=== Direction ===
Pull out the stretch of the listing from its first line through the line containing "496, 320, 516]", and reproduce those lines without any change.

——

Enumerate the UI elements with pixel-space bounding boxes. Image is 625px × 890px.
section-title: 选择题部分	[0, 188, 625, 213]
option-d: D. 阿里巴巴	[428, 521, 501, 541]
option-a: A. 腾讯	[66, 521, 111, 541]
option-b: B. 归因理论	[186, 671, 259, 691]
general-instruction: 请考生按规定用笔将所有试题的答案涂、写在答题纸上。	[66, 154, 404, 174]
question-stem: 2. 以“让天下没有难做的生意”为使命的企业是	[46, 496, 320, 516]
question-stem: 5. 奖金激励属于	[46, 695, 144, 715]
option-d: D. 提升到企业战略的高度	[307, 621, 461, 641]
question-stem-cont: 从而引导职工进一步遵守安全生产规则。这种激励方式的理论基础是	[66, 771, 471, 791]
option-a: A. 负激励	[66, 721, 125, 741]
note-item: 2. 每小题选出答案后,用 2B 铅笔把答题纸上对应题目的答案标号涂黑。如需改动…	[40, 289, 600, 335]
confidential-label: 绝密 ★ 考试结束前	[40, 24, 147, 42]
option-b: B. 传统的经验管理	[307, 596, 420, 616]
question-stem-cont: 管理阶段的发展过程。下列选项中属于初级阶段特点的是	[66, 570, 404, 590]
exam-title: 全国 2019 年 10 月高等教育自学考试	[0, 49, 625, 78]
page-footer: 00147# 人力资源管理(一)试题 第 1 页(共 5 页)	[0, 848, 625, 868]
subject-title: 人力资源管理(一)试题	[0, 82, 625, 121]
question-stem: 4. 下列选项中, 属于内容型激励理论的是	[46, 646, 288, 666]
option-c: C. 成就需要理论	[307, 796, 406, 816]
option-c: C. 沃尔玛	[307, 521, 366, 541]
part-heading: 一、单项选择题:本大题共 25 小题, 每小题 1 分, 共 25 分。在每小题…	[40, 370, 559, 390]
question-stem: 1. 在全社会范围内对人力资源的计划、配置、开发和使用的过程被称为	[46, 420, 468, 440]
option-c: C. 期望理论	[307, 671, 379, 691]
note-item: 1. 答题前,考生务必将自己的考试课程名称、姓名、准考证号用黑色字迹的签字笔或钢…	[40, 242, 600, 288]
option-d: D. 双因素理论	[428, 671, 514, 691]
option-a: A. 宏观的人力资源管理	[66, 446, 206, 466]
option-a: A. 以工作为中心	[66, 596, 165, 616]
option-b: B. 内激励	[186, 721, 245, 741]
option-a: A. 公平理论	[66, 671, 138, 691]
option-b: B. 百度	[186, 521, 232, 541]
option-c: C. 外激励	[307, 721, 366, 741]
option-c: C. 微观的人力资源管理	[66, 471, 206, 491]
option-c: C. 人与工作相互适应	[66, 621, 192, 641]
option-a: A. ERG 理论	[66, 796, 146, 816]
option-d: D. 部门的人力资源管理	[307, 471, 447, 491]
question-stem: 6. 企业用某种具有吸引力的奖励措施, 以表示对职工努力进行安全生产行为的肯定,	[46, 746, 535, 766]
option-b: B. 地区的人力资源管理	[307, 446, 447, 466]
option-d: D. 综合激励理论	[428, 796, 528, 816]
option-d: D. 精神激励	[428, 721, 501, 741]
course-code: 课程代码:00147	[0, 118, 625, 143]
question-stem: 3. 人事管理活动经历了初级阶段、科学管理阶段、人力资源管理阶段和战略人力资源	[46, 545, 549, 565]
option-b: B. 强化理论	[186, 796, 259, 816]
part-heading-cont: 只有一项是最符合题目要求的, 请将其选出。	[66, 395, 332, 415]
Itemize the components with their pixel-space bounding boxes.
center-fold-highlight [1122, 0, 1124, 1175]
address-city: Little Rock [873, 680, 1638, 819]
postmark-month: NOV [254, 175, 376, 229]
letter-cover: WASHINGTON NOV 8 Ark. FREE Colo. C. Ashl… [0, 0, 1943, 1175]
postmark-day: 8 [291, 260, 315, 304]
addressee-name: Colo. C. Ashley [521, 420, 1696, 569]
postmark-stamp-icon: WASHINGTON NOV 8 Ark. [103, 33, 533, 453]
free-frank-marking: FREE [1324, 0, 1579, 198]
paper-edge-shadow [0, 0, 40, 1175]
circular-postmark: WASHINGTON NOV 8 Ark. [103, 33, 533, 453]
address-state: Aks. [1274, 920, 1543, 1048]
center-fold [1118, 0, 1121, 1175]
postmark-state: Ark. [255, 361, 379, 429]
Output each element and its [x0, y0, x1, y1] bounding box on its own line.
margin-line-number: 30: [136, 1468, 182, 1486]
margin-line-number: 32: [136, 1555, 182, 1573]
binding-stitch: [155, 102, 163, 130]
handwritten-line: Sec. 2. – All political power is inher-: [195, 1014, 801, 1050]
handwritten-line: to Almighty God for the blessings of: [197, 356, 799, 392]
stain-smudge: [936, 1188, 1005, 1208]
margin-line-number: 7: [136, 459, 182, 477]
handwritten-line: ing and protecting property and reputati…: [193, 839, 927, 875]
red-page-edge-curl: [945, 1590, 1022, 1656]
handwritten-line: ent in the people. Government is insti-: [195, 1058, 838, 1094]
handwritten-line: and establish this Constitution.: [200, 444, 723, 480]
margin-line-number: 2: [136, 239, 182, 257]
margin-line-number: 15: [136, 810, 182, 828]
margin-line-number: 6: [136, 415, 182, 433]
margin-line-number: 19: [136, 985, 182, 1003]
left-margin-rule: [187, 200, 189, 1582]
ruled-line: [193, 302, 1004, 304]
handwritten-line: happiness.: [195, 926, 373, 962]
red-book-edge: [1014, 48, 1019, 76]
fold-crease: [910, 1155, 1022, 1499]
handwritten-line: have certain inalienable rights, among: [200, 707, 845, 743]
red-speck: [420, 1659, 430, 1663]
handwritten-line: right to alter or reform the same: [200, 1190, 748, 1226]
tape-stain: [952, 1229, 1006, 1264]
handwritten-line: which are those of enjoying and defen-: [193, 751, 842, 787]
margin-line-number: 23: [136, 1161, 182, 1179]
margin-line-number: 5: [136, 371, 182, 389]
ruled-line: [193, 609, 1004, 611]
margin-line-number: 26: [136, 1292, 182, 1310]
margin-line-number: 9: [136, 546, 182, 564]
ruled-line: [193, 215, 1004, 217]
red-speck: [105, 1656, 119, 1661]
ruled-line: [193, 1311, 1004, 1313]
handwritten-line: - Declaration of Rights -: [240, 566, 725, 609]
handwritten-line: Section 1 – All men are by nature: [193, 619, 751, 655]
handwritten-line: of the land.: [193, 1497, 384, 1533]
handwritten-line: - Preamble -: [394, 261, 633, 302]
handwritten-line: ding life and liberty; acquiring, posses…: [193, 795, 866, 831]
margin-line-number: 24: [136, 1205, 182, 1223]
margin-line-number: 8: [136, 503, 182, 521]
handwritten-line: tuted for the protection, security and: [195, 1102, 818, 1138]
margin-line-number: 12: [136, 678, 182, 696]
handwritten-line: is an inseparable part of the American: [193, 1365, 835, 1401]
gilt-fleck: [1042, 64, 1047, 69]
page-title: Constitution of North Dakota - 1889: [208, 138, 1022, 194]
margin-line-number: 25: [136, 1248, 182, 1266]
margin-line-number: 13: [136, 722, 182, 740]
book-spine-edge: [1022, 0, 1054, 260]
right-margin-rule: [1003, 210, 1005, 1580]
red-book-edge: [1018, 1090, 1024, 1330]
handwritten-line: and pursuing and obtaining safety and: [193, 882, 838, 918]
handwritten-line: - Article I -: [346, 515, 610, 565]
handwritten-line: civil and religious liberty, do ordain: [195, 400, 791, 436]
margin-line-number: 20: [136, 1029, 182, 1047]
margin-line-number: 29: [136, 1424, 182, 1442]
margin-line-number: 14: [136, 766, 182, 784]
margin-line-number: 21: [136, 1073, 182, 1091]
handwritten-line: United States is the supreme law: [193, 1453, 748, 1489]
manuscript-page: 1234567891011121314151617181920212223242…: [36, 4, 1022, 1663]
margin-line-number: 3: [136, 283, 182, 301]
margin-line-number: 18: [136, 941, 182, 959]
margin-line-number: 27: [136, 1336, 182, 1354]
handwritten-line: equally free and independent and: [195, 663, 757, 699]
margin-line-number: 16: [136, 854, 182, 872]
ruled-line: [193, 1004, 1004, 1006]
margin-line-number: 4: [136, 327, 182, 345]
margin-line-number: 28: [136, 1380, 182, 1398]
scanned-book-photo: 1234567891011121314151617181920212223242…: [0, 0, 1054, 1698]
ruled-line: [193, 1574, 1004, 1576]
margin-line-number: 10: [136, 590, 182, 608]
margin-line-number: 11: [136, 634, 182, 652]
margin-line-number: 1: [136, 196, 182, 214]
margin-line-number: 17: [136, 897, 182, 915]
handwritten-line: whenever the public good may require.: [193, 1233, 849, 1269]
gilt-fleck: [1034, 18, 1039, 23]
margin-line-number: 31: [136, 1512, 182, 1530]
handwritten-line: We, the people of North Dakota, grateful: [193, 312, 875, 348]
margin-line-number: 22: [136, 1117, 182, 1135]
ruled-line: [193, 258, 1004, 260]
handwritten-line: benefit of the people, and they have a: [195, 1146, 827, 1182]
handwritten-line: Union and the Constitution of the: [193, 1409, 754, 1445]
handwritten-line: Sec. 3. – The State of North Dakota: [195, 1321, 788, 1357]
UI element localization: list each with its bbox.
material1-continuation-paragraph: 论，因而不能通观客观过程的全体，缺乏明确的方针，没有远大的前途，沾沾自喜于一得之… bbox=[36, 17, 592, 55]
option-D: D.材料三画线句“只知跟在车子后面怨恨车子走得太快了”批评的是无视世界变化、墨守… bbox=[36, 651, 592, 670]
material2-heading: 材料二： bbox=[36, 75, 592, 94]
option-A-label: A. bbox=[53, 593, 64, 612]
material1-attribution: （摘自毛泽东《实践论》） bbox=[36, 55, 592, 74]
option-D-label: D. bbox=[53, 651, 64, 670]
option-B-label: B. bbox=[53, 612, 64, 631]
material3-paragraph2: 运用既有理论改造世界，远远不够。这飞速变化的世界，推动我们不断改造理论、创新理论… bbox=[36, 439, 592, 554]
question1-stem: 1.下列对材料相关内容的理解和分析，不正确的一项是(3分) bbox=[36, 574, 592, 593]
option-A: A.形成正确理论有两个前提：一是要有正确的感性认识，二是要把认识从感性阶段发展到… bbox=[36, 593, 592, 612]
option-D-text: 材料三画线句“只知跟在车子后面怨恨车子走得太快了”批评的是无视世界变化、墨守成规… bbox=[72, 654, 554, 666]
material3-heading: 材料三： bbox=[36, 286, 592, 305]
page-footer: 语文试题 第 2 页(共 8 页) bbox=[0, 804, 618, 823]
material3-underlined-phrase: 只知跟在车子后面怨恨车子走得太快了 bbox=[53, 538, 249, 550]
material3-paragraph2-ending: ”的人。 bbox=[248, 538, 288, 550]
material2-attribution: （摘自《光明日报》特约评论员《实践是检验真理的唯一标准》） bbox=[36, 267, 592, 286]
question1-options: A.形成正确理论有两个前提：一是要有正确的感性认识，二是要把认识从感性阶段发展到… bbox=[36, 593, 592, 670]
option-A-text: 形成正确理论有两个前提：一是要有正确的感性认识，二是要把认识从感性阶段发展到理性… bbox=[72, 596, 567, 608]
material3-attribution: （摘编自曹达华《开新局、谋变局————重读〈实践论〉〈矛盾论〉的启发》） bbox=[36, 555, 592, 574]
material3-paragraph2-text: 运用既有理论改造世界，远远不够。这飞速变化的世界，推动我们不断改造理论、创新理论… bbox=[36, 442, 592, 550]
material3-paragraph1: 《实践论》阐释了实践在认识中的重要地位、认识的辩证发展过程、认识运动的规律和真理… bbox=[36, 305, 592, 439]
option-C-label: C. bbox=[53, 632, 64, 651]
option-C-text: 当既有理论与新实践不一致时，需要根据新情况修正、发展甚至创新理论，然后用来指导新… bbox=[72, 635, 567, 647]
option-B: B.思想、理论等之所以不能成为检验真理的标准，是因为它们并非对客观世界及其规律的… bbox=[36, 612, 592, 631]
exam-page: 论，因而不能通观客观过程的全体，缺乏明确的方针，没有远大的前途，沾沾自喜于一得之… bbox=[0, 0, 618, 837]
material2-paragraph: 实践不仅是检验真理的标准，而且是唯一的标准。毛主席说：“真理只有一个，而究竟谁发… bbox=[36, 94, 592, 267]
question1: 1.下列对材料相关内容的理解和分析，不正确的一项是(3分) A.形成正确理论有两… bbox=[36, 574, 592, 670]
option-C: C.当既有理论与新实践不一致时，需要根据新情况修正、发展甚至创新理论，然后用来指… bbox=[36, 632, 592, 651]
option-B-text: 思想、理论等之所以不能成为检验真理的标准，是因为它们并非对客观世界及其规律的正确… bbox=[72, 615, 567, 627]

——

=== Final result ===
Enumerate the UI elements with pixel-space bounding boxes. Image is 625px × 890px.
section-title: 选择题部分	[0, 188, 625, 213]
option-d: D. 阿里巴巴	[428, 521, 501, 541]
option-a: A. 腾讯	[66, 521, 111, 541]
option-b: B. 归因理论	[186, 671, 259, 691]
general-instruction: 请考生按规定用笔将所有试题的答案涂、写在答题纸上。	[66, 154, 404, 174]
question-stem: 2. 以“让天下没有难做的生意”为使命的企业是	[46, 496, 320, 516]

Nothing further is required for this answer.